Write out exactly the lines from the one with "Read this page and output its text content." through the last line. Pictures stay out.

(Dataset items)

--- start ---

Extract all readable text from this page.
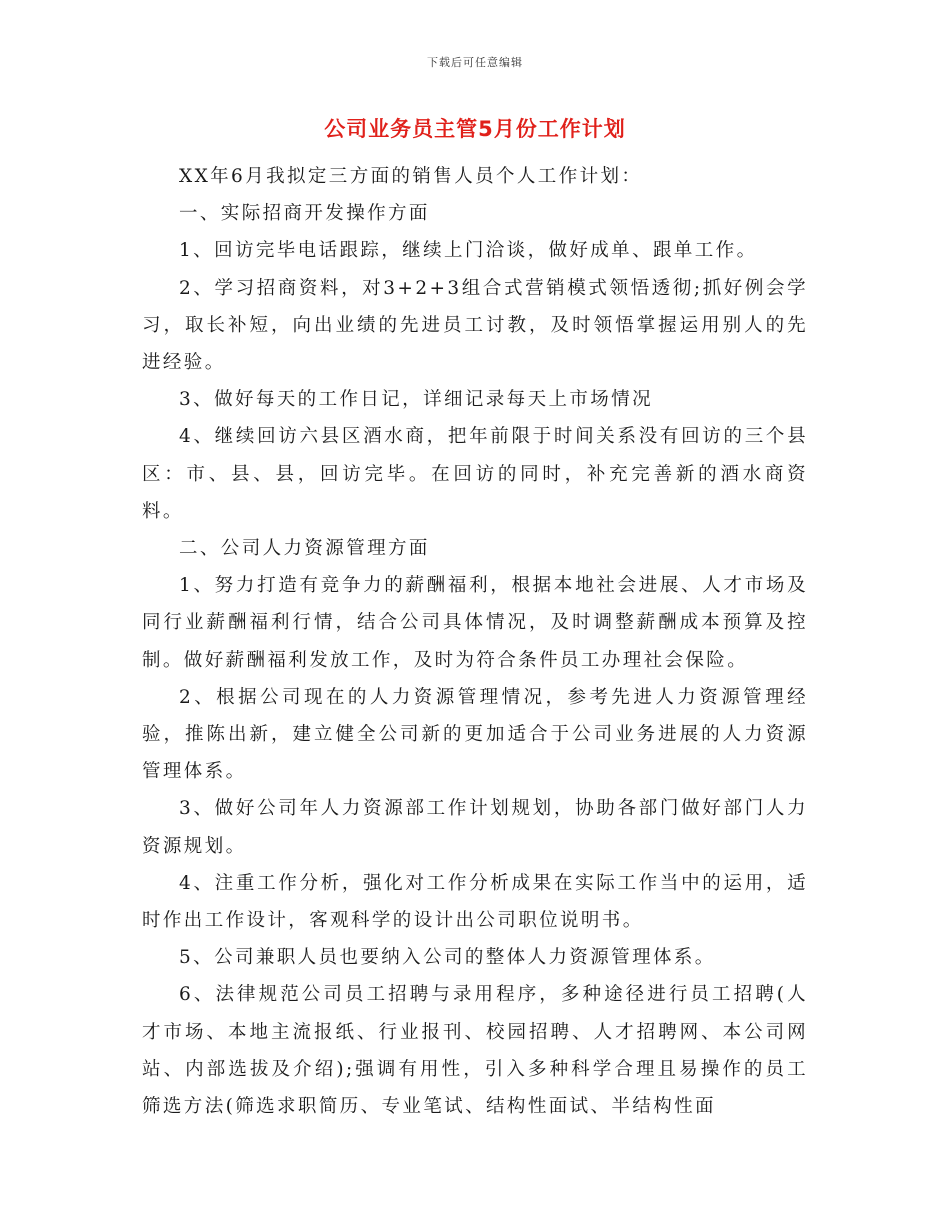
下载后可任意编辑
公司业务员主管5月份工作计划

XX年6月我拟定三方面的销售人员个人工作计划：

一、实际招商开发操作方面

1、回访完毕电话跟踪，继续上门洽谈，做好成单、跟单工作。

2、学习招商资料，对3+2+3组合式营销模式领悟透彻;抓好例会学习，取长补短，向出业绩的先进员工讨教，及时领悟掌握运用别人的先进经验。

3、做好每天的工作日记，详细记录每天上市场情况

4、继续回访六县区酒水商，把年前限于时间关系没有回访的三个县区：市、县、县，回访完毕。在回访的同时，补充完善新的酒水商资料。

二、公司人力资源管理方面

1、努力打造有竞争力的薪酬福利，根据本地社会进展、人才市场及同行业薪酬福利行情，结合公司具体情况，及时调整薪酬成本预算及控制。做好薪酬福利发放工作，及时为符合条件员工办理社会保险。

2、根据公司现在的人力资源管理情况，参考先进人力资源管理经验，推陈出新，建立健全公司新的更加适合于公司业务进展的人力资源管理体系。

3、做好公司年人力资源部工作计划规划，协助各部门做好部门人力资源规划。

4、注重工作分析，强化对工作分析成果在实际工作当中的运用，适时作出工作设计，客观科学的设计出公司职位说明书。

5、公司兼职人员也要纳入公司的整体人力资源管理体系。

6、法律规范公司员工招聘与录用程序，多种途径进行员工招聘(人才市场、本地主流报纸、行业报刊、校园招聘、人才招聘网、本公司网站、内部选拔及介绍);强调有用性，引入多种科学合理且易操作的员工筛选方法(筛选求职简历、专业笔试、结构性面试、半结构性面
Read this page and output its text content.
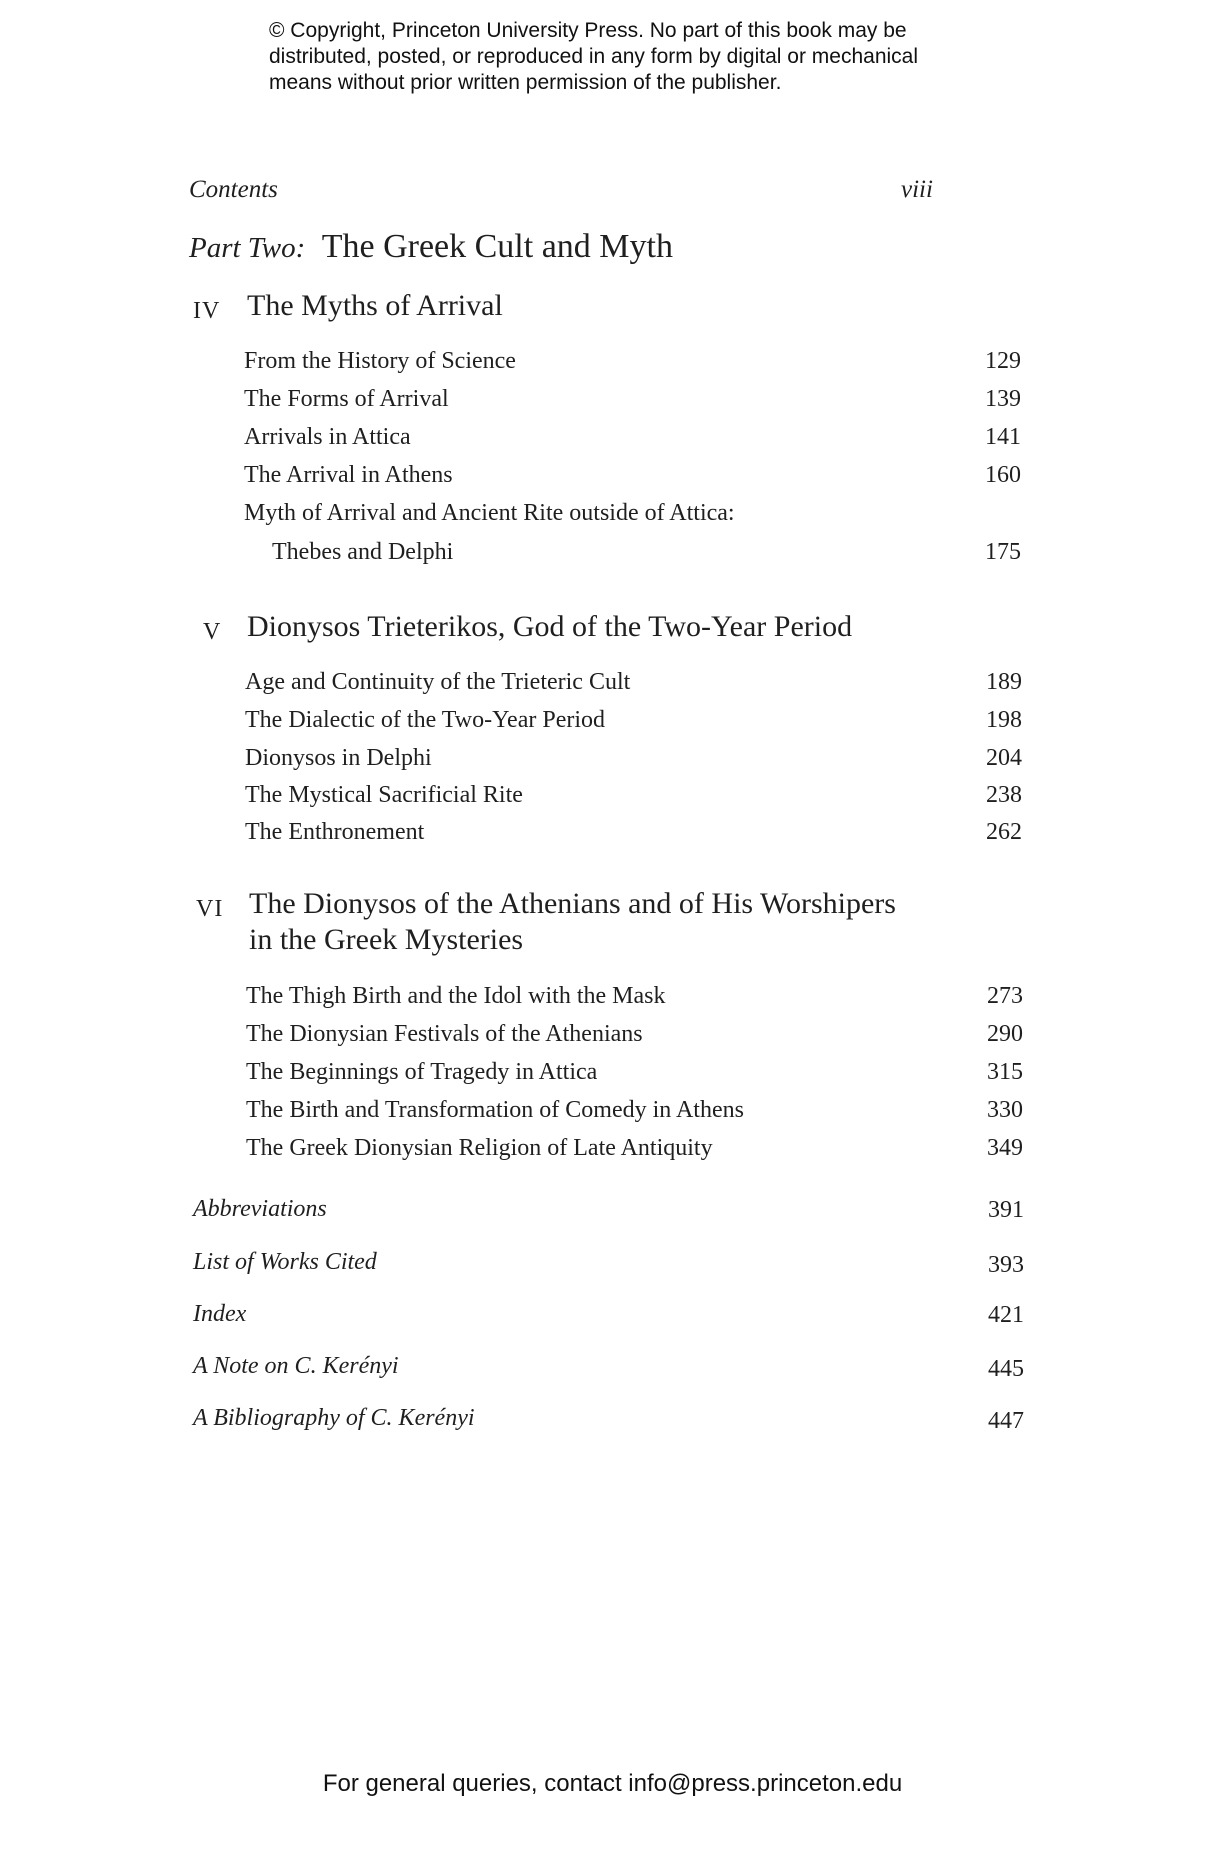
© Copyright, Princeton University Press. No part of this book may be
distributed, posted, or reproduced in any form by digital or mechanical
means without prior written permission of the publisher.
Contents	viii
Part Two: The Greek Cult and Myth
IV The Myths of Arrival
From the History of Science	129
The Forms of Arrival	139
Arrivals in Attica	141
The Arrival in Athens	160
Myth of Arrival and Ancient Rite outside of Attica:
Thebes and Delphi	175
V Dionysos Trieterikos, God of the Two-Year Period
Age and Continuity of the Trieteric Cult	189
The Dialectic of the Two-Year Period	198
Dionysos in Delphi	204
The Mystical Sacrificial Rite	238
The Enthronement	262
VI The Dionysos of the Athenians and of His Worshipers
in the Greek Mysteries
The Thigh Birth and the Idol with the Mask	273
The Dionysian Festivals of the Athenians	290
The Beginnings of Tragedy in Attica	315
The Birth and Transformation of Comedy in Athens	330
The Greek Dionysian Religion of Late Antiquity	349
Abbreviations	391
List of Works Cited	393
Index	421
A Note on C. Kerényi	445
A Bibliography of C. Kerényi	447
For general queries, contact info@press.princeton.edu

--- end ---

Output
Read this page and output its text content.
© Copyright, Princeton University Press. No part of this book may be
distributed, posted, or reproduced in any form by digital or mechanical
means without prior written permission of the publisher.
Contents	viii
Part Two: The Greek Cult and Myth
IV The Myths of Arrival
From the History of Science	129
The Forms of Arrival	139
Arrivals in Attica	141
The Arrival in Athens	160
Myth of Arrival and Ancient Rite outside of Attica:
Thebes and Delphi	175
V Dionysos Trieterikos, God of the Two-Year Period
Age and Continuity of the Trieteric Cult	189
The Dialectic of the Two-Year Period	198
Dionysos in Delphi	204
The Mystical Sacrificial Rite	238
The Enthronement	262
VI The Dionysos of the Athenians and of His Worshipers
in the Greek Mysteries
The Thigh Birth and the Idol with the Mask	273
The Dionysian Festivals of the Athenians	290
The Beginnings of Tragedy in Attica	315
The Birth and Transformation of Comedy in Athens	330
The Greek Dionysian Religion of Late Antiquity	349
Abbreviations	391
List of Works Cited	393
Index	421
A Note on C. Kerényi	445
A Bibliography of C. Kerényi	447
For general queries, contact info@press.princeton.edu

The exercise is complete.